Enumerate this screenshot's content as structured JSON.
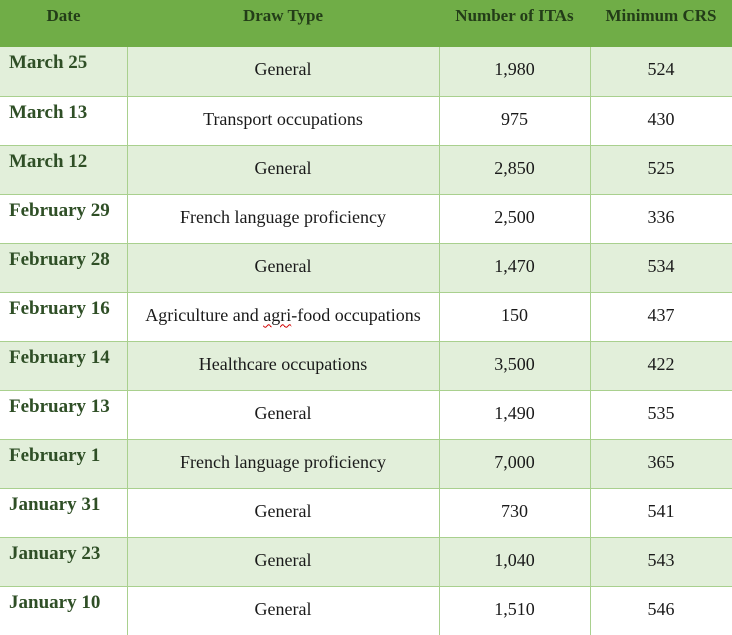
{
  "table": {
    "headers": {
      "date": "Date",
      "draw_type": "Draw Type",
      "itas": "Number of ITAs",
      "min_crs": "Minimum CRS"
    },
    "rows": [
      {
        "date": "March 25",
        "draw_type": "General",
        "itas": "1,980",
        "min_crs": "524"
      },
      {
        "date": "March 13",
        "draw_type": "Transport occupations",
        "itas": "975",
        "min_crs": "430"
      },
      {
        "date": "March 12",
        "draw_type": "General",
        "itas": "2,850",
        "min_crs": "525"
      },
      {
        "date": "February 29",
        "draw_type": "French language proficiency",
        "itas": "2,500",
        "min_crs": "336"
      },
      {
        "date": "February 28",
        "draw_type": "General",
        "itas": "1,470",
        "min_crs": "534"
      },
      {
        "date": "February 16",
        "draw_type_before": "Agriculture and ",
        "draw_type_flagged": "agri",
        "draw_type_after": "-food occupations",
        "itas": "150",
        "min_crs": "437"
      },
      {
        "date": "February 14",
        "draw_type": "Healthcare occupations",
        "itas": "3,500",
        "min_crs": "422"
      },
      {
        "date": "February 13",
        "draw_type": "General",
        "itas": "1,490",
        "min_crs": "535"
      },
      {
        "date": "February 1",
        "draw_type": "French language proficiency",
        "itas": "7,000",
        "min_crs": "365"
      },
      {
        "date": "January 31",
        "draw_type": "General",
        "itas": "730",
        "min_crs": "541"
      },
      {
        "date": "January 23",
        "draw_type": "General",
        "itas": "1,040",
        "min_crs": "543"
      },
      {
        "date": "January 10",
        "draw_type": "General",
        "itas": "1,510",
        "min_crs": "546"
      }
    ]
  },
  "colors": {
    "header_bg": "#70ad47",
    "band_bg": "#e2efda",
    "border": "#a9d08e",
    "date_text": "#2f4f26"
  }
}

Exercise aim
Identify and copy the lines holding the word "occupations".

Task solution
        "draw_type": "Transport occupations",
        "draw_type_after": "-food occupations",
        "draw_type": "Healthcare occupations",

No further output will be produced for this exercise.